BEGIN
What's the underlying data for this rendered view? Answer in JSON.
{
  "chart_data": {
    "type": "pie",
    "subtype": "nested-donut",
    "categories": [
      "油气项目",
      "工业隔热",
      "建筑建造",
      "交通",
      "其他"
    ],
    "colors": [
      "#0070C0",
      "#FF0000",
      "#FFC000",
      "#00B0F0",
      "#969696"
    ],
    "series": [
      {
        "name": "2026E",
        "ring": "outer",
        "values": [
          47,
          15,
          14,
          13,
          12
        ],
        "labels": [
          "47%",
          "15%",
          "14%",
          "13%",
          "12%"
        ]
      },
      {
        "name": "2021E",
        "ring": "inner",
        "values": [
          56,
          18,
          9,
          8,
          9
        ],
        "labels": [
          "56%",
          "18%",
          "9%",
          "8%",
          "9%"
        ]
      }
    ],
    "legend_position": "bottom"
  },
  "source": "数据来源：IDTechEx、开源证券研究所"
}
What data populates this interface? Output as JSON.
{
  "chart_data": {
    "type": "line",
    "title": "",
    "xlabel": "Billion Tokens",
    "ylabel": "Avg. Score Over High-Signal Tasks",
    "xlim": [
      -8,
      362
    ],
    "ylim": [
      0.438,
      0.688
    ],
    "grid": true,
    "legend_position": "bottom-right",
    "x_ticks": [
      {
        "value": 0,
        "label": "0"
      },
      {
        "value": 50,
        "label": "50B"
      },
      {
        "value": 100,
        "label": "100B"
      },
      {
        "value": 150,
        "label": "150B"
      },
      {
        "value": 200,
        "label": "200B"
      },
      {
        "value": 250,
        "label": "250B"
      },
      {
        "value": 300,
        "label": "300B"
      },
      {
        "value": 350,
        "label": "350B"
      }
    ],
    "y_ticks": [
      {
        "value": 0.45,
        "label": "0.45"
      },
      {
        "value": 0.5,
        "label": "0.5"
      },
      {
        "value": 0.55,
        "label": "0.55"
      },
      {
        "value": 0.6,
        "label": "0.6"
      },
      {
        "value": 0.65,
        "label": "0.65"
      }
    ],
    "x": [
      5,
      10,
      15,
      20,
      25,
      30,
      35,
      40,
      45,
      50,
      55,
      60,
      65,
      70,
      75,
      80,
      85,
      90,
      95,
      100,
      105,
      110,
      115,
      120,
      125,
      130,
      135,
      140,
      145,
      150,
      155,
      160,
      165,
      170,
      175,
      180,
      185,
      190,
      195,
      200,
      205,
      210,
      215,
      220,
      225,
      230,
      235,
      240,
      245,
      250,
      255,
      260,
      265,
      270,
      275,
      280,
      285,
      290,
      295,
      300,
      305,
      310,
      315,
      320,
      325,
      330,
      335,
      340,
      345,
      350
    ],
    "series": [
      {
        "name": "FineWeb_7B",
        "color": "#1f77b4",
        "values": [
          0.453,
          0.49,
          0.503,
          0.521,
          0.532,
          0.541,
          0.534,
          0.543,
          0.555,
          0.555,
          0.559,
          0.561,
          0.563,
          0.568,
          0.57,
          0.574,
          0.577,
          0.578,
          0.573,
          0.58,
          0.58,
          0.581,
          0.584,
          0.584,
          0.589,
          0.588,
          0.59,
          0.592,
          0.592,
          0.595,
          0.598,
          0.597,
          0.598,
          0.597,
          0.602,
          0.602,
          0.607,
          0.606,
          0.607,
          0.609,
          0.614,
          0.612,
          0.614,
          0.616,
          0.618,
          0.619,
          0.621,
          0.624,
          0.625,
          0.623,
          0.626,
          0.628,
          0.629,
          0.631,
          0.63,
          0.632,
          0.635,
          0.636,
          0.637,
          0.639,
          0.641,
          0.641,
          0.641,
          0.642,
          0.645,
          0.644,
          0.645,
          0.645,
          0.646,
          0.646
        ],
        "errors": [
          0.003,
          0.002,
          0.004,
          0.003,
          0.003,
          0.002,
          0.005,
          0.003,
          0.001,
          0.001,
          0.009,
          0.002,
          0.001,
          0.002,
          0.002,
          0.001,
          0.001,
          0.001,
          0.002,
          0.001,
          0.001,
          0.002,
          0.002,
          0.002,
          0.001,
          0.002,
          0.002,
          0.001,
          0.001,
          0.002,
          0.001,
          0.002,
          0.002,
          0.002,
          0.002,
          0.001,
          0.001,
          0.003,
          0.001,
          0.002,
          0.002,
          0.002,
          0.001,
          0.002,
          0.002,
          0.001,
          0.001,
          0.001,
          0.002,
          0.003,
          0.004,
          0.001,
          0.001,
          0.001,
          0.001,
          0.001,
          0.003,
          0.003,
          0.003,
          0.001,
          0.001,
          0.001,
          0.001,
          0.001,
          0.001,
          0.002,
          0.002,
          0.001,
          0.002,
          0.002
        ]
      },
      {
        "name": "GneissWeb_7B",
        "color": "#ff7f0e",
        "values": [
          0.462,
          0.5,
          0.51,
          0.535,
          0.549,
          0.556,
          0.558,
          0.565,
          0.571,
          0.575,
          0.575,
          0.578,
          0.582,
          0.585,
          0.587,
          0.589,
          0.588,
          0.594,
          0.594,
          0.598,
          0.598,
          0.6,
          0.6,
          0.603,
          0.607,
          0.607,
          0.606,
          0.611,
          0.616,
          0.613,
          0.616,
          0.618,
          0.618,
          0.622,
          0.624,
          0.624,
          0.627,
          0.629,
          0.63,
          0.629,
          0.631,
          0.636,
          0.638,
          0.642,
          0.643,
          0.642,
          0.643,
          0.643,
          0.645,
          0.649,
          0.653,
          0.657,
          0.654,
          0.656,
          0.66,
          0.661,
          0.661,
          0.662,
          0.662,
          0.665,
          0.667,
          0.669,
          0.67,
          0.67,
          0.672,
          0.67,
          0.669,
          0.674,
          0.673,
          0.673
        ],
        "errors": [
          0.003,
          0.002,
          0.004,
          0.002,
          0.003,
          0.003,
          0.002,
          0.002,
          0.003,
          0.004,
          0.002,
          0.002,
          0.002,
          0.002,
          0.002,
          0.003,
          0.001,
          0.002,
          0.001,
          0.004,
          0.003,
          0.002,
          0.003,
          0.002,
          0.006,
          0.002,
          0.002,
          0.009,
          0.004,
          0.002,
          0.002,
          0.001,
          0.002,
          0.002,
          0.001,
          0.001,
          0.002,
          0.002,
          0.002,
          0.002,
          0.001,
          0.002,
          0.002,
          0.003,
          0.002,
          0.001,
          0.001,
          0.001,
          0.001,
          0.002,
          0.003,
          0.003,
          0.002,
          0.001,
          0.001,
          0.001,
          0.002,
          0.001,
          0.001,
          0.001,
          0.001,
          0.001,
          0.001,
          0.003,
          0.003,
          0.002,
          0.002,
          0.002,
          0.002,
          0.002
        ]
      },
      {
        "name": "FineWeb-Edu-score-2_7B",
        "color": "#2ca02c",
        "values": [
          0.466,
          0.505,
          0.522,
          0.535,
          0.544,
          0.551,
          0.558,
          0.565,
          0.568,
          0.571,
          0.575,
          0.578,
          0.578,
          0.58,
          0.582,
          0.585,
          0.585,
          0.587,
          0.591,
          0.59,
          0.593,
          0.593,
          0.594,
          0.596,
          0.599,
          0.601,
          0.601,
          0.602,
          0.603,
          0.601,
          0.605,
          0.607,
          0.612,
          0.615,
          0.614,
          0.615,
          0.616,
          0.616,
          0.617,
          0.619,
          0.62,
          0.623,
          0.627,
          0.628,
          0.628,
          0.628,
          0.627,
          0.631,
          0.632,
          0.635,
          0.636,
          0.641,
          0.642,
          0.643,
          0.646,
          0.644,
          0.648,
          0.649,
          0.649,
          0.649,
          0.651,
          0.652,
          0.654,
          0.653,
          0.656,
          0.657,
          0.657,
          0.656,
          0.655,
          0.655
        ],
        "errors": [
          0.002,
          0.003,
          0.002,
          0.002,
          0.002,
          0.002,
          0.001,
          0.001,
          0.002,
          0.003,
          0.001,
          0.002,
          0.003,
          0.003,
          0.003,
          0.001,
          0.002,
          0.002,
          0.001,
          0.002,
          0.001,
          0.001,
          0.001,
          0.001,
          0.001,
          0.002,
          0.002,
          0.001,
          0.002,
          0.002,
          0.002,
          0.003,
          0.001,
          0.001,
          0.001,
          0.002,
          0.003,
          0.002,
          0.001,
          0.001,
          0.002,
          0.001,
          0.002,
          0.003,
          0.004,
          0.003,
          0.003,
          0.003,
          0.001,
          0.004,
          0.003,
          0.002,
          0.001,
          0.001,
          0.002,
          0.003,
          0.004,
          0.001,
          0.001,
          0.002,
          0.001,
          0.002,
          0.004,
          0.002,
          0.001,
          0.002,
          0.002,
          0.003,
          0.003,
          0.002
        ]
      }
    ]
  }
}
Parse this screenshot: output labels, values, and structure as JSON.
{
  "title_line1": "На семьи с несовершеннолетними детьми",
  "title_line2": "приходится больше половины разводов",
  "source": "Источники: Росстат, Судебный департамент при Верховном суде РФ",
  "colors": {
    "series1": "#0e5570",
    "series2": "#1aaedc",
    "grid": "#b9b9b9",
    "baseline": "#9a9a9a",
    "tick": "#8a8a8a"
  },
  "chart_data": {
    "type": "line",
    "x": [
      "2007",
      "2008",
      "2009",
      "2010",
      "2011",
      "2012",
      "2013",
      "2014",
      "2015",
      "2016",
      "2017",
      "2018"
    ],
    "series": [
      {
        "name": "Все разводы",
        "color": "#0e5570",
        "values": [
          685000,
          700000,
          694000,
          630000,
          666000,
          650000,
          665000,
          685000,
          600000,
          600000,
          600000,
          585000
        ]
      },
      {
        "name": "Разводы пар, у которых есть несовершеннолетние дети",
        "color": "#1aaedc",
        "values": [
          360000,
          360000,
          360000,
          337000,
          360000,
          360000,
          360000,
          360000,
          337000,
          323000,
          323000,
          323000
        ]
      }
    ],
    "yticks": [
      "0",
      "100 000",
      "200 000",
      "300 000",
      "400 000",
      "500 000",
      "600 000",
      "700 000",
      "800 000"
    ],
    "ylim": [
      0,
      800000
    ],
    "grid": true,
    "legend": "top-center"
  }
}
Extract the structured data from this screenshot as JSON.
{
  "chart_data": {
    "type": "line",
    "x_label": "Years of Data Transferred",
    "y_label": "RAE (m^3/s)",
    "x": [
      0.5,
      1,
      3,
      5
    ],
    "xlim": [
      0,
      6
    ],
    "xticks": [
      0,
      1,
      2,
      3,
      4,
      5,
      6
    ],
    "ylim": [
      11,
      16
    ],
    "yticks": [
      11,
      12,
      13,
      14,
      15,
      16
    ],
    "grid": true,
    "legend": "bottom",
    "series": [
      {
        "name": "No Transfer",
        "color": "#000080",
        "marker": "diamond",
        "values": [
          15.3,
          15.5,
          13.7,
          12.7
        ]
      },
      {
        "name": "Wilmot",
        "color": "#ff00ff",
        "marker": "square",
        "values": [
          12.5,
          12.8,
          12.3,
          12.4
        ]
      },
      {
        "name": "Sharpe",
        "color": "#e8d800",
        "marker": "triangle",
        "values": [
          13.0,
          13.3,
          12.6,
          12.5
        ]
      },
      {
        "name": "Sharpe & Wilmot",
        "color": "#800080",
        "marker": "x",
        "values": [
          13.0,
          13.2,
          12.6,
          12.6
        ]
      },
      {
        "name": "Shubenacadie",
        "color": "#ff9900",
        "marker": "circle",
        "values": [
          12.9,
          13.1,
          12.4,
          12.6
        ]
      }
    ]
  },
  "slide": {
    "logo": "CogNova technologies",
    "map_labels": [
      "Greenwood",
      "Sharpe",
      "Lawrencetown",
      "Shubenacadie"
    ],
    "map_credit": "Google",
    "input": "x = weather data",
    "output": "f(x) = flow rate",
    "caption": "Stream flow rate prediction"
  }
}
END
### Required work
Collect every line above that contains the word "rate".

### In response
    "output": "f(x) = flow rate",
    "caption": "Stream flow rate prediction"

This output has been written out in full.